• _DATA PROVIDED_

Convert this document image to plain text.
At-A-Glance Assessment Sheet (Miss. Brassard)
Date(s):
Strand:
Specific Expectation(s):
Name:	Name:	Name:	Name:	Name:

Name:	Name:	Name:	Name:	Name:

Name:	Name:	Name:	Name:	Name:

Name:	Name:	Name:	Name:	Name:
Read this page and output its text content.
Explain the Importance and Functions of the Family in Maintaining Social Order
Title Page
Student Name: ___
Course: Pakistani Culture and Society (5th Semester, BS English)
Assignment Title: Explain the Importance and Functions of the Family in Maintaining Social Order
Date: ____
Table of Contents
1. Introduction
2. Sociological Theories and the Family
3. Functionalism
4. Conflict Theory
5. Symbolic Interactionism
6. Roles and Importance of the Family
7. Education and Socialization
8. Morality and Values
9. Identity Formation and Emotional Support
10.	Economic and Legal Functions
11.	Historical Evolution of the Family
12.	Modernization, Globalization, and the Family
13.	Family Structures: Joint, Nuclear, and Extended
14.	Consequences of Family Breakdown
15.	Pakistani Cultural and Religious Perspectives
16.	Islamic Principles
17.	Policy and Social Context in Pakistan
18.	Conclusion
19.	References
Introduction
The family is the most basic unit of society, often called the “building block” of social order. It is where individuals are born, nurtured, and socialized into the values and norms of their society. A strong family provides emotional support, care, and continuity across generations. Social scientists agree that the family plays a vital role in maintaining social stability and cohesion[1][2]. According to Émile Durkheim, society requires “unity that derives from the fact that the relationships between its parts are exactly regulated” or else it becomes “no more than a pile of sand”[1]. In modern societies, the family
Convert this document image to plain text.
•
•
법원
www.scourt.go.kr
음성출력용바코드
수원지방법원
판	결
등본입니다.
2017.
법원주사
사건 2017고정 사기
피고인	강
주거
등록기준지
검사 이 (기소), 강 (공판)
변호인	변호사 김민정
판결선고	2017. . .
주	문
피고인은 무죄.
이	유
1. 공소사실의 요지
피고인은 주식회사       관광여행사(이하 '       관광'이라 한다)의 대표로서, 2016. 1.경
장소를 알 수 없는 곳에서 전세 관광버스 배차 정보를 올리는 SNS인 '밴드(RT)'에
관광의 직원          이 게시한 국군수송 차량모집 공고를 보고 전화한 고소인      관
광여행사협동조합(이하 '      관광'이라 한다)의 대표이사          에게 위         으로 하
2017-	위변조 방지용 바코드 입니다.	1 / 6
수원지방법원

• _PROBLEM DESCRIPTION_
How many lines of these entries contain "Importance"? Answer with the number and nothing else.

• _IN RESPONSE_
3